▶ _Work to be completed_:
Copy every line, leaving nothing out and adding nothing.

▶ _Data lines_:
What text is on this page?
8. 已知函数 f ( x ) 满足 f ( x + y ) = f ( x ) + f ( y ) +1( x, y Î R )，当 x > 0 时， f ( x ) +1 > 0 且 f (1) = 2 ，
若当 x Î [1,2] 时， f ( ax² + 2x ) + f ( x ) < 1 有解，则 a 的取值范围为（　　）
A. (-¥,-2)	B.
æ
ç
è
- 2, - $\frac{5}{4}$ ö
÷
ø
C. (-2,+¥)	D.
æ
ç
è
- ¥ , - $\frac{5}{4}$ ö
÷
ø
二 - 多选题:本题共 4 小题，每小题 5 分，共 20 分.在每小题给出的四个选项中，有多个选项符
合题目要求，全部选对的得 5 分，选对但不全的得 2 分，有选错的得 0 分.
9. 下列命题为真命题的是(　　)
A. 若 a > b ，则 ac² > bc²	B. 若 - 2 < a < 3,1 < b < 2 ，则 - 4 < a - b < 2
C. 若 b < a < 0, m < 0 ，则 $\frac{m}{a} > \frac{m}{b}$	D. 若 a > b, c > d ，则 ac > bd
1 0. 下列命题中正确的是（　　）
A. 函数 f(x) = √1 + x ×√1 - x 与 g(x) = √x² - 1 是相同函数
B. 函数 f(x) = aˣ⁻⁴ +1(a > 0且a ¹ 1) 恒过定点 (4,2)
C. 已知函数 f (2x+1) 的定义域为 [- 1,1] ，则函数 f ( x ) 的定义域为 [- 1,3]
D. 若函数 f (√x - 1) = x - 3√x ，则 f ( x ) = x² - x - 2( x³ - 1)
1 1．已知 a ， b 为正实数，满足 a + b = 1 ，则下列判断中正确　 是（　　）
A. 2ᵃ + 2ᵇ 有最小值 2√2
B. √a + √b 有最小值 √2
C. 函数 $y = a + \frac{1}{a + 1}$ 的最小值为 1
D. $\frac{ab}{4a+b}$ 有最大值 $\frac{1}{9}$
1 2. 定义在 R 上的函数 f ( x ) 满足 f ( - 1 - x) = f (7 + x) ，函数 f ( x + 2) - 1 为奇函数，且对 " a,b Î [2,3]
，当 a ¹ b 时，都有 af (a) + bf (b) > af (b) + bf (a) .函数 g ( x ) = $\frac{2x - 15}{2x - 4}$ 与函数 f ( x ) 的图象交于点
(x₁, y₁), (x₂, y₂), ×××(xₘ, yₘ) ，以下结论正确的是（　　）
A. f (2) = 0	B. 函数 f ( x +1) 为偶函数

▶ _Response below_:
What text is on this page?
8. 已知函数 f ( x ) 满足 f ( x + y ) = f ( x ) + f ( y ) +1( x, y Î R )，当 x > 0 时， f ( x ) +1 > 0 且 f (1) = 2 ，
若当 x Î [1,2] 时， f ( ax² + 2x ) + f ( x ) < 1 有解，则 a 的取值范围为（　　）
A. (-¥,-2)	B.
æ
ç
è
- 2, - $\frac{5}{4}$ ö
÷
ø
C. (-2,+¥)	D.
æ
ç
è
- ¥ , - $\frac{5}{4}$ ö
÷
ø
二 - 多选题:本题共 4 小题，每小题 5 分，共 20 分.在每小题给出的四个选项中，有多个选项符
合题目要求，全部选对的得 5 分，选对但不全的得 2 分，有选错的得 0 分.
9. 下列命题为真命题的是(　　)
A. 若 a > b ，则 ac² > bc²	B. 若 - 2 < a < 3,1 < b < 2 ，则 - 4 < a - b < 2
C. 若 b < a < 0, m < 0 ，则 $\frac{m}{a} > \frac{m}{b}$	D. 若 a > b, c > d ，则 ac > bd
1 0. 下列命题中正确的是（　　）
A. 函数 f(x) = √1 + x ×√1 - x 与 g(x) = √x² - 1 是相同函数
B. 函数 f(x) = aˣ⁻⁴ +1(a > 0且a ¹ 1) 恒过定点 (4,2)
C. 已知函数 f (2x+1) 的定义域为 [- 1,1] ，则函数 f ( x ) 的定义域为 [- 1,3]
D. 若函数 f (√x - 1) = x - 3√x ，则 f ( x ) = x² - x - 2( x³ - 1)
1 1．已知 a ， b 为正实数，满足 a + b = 1 ，则下列判断中正确　 是（　　）
A. 2ᵃ + 2ᵇ 有最小值 2√2
B. √a + √b 有最小值 √2
C. 函数 $y = a + \frac{1}{a + 1}$ 的最小值为 1
D. $\frac{ab}{4a+b}$ 有最大值 $\frac{1}{9}$
1 2. 定义在 R 上的函数 f ( x ) 满足 f ( - 1 - x) = f (7 + x) ，函数 f ( x + 2) - 1 为奇函数，且对 " a,b Î [2,3]
，当 a ¹ b 时，都有 af (a) + bf (b) > af (b) + bf (a) .函数 g ( x ) = $\frac{2x - 15}{2x - 4}$ 与函数 f ( x ) 的图象交于点
(x₁, y₁), (x₂, y₂), ×××(xₘ, yₘ) ，以下结论正确的是（　　）
A. f (2) = 0	B. 函数 f ( x +1) 为偶函数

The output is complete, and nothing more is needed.